**INSTRUCTIONS:**
[1] In the text on business strategy below, how many years has Allen Roberts spent wrangling success for his employers and clients?
[2] Write what comes next in the text on business strategy, picking up after its final line.

**QUOTED PASSAGE:**
----------

Development of a comprehensive and effective strategy follows the critical review of the environment in which the enterprise needs to compete and succeed.
There are many tools and aids for this process, and libraries have been written, but still most businesses benefit from a fresh eye, unencumbered by any baggage, but informed by the wisdom of experience, and knowledge of the tools and practises that have succeeded elsewhere.
Management of small and medium sized enterprises often have trouble lifting their heads above the daily fray, as there is not the depth of management that enables people to work “on the business” rather than “in the business”. It may be a cliché, but that is why it so often holds true.
The solution to that performance limiting dilemma is to start thinking about strategy, and taking some concrete steps to develop, deploy and measure a strategy that delivers to stakeholders.
One way is to use one of the many templates around, and often the addition of the appropriate expertise on a part time, ad hoc, or contract basis, depending on need is the way forward. In that way, businesses have the benefit of the experience, lack of bias, and critical eye of an appropriately experienced outsider.
For 40 years Allen Roberts, principal of StrategyAudit has wrangled success for his employers and clients in:
Strategy development,
marketing and brand strategy development and implementation,
New product development and commercialisation,
Logistics and value chain management,
Sales management,
Operational improvement,
and more, much more.

----------

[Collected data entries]
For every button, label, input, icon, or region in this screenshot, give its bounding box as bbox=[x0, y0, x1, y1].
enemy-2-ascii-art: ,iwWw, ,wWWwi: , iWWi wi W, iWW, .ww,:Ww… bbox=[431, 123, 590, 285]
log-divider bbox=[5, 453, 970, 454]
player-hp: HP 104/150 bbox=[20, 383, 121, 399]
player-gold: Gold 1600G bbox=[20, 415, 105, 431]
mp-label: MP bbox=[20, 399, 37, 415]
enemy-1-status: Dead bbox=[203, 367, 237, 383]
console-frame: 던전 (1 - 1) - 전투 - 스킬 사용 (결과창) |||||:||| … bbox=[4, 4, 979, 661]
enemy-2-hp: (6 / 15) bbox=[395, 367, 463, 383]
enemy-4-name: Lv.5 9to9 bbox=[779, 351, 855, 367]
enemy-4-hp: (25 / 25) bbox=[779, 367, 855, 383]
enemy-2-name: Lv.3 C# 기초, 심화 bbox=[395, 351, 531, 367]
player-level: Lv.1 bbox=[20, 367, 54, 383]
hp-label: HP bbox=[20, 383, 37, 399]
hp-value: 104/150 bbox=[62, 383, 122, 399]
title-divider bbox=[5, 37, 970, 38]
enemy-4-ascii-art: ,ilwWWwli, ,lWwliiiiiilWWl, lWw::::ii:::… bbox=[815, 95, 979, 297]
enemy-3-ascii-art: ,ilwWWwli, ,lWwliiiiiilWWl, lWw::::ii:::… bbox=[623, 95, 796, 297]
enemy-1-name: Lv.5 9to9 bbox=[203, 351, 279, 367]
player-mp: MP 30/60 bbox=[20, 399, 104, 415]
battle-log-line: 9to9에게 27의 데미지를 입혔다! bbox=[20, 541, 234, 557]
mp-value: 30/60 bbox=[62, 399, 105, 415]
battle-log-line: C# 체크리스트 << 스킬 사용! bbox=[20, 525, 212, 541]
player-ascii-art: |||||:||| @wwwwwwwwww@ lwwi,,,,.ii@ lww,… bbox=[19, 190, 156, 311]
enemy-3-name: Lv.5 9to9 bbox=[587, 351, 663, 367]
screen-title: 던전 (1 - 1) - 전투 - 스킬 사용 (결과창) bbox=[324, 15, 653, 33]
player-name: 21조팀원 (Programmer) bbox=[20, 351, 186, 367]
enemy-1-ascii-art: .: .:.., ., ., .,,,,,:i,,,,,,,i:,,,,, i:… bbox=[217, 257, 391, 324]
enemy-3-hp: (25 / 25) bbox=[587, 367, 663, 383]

----------

**RESULTS IN ORDER:**
[1] 40 years.

[2]
So, what is a ‘StrategyAudit”?
Strategies are ideas and information distilled into a plan of action that has at its core a set of choices that have been or should be made. Which customers, which markets, which technologies, and so on.
An audit is a post activity review of things that have happened, comparing the actual to the planned.
How do you audit a strategy? something that has not yet fully happened, that is a set of ideas and choices?
The funny thing about ideas, is that unlike physical things, they have the potential to get better with use, whereas “things” depreciate with use.
This paradox is at the core of the idea of a “Strategy Audit”
It becomes an interrogation of the assumptions, data, plans, capability assessments, and all the other stuff that routinely gets lumped into a “strategy” and most importantly, the fragile links that exist between these pieces of information.
It is the connections and the insights that these connections bring that are at the core of the thoughts on this blog.